» **Short task**:
Can you find the lines of the listing that include "Rüstungsausgaben" and copy every one?
++++++
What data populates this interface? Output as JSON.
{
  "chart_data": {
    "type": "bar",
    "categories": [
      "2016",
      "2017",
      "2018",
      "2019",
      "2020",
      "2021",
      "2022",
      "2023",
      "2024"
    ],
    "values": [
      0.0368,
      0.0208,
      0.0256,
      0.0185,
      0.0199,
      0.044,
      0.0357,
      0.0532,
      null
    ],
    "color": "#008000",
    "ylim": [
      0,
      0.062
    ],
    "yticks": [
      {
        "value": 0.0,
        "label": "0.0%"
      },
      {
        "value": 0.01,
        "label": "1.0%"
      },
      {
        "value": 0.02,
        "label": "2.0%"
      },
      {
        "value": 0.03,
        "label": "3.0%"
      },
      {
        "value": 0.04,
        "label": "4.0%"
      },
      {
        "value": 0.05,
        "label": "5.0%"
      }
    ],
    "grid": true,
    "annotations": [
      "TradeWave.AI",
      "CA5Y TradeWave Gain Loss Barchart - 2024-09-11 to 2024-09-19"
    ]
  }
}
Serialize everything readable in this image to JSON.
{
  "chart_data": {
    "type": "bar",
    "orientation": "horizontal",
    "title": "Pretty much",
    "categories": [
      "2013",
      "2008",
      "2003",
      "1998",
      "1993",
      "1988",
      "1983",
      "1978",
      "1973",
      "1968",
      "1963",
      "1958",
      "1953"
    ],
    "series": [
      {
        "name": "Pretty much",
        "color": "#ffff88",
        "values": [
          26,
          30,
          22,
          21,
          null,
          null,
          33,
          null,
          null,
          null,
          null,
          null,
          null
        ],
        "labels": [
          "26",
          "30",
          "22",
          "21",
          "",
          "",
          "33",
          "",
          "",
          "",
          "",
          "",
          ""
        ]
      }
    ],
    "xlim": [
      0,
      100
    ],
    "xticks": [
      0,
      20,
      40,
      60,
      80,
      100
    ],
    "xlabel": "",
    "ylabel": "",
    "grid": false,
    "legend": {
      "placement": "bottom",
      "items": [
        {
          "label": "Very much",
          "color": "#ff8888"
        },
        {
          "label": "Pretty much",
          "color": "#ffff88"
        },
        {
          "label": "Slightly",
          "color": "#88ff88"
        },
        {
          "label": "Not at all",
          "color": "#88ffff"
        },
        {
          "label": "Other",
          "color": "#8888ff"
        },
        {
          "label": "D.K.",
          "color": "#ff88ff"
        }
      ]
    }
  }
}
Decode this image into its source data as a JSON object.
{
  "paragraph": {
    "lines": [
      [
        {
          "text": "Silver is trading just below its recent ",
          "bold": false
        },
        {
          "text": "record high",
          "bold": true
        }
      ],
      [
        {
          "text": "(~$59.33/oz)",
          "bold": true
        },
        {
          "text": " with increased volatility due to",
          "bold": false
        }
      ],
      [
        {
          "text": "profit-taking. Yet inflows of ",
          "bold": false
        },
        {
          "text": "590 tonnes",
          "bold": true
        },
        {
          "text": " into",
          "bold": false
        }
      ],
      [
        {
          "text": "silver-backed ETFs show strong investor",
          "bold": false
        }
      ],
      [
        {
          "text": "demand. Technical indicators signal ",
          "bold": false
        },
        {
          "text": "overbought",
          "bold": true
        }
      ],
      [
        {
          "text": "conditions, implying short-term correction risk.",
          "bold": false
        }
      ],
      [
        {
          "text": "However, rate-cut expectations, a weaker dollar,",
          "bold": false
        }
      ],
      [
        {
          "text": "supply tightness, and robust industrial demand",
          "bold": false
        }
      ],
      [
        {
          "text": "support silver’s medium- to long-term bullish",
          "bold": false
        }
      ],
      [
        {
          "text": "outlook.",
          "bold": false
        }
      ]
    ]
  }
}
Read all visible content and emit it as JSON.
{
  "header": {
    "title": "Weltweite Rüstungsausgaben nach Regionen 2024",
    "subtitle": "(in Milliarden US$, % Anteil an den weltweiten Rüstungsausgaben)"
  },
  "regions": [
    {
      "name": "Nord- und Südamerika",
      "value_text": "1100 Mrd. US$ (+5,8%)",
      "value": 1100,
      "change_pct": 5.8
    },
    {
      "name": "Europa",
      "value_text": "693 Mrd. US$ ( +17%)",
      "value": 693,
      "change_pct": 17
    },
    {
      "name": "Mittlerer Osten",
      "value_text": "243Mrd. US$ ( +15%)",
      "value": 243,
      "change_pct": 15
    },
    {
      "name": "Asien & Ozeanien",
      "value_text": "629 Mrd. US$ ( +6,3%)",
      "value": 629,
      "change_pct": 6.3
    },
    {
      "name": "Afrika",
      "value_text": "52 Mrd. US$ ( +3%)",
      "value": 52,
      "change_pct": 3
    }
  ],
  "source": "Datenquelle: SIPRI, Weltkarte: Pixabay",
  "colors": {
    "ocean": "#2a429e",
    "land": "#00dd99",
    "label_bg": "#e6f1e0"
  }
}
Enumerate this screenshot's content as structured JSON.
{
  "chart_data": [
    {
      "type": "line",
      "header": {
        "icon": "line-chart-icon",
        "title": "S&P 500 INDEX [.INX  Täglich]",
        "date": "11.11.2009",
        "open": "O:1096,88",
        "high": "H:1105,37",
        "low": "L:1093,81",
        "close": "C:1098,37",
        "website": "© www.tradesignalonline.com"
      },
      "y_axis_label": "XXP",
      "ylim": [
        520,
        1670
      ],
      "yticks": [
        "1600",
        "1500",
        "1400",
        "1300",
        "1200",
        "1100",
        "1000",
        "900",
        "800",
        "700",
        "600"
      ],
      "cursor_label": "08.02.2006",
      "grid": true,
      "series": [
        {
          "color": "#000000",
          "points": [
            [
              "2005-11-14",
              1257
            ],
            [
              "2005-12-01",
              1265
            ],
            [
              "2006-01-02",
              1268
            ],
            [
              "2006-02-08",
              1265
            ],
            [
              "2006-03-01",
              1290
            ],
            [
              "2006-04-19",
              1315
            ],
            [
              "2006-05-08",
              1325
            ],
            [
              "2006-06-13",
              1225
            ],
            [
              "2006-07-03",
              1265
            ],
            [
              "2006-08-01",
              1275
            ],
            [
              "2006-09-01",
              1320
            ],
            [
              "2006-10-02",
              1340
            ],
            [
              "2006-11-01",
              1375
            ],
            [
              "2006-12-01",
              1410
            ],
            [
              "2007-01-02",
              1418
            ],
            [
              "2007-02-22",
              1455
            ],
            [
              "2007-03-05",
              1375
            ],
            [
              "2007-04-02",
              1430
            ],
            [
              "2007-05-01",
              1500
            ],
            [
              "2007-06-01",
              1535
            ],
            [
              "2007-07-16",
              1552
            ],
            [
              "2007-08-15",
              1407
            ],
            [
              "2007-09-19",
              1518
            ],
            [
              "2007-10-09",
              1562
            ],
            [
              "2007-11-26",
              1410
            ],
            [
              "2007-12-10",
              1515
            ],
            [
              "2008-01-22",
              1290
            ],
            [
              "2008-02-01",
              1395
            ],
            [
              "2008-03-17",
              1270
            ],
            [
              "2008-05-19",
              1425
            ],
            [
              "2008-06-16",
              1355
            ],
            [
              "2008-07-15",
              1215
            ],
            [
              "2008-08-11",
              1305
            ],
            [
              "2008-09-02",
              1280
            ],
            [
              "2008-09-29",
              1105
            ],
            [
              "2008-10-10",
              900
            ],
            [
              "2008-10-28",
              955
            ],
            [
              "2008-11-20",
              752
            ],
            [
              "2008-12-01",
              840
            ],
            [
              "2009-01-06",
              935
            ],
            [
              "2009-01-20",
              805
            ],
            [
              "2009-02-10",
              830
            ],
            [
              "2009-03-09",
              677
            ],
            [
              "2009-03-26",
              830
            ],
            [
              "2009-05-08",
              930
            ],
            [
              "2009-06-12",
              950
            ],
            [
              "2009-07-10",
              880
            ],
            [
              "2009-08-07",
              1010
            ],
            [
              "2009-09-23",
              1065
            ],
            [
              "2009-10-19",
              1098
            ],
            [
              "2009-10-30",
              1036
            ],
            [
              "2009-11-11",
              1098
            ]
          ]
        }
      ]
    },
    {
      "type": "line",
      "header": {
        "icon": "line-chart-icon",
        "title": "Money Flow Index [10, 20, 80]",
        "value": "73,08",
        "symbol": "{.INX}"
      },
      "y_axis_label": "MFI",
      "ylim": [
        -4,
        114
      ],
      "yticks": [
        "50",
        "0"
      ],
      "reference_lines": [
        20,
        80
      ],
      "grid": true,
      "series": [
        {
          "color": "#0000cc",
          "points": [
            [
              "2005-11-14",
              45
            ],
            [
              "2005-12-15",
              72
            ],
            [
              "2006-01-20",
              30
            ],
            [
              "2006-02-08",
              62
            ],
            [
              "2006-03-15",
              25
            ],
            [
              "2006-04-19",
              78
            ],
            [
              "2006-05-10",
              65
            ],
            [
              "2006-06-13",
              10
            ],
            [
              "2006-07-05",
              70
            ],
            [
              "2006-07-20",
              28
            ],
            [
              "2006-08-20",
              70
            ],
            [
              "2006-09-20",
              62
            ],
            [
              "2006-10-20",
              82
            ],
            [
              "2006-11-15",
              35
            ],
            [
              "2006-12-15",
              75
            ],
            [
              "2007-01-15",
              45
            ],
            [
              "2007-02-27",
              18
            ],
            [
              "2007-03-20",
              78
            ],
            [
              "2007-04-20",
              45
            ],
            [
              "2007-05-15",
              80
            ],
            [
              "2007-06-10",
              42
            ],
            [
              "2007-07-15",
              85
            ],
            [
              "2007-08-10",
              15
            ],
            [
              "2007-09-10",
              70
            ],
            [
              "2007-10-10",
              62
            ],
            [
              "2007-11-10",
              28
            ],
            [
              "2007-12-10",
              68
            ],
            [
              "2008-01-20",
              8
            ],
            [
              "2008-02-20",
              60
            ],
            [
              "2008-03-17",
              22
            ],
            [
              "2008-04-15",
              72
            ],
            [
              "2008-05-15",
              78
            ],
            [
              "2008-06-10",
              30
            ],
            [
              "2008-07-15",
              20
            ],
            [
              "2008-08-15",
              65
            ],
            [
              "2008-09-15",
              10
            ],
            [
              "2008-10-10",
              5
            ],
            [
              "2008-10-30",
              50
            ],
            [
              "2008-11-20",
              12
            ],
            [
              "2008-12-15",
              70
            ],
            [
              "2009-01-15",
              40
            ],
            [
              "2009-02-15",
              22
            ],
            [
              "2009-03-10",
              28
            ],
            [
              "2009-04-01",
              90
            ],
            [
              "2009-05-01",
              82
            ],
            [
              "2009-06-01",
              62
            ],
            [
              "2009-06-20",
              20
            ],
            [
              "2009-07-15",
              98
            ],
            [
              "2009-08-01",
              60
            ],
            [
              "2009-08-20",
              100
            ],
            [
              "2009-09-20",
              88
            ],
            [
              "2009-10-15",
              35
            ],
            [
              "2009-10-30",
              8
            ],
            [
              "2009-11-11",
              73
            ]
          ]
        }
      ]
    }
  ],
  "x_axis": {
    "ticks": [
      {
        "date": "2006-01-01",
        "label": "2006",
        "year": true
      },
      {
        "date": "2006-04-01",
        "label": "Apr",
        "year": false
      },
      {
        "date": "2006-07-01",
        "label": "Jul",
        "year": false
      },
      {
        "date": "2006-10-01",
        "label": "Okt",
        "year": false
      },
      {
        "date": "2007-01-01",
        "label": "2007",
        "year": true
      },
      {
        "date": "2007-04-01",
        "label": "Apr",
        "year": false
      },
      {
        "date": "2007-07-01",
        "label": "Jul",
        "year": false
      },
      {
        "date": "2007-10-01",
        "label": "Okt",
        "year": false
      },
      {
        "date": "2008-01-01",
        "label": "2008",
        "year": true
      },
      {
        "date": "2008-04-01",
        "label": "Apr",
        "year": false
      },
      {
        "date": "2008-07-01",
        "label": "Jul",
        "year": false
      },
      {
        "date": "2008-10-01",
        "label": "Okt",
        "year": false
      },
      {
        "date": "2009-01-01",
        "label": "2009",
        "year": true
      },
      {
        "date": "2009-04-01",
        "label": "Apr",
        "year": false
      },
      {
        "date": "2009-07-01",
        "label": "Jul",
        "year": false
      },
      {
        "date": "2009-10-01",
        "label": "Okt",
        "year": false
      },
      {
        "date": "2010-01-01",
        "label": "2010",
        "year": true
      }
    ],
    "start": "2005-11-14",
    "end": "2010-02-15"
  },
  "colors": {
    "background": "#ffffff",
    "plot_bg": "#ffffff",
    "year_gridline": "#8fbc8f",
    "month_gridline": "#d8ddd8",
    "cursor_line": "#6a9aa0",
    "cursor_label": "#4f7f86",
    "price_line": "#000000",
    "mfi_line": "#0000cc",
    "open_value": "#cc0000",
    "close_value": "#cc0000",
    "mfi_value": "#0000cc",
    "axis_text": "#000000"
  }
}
++++++
» **Complete output**:
    "title": "Weltweite Rüstungsausgaben nach Regionen 2024",
    "subtitle": "(in Milliarden US$, % Anteil an den weltweiten Rüstungsausgaben)"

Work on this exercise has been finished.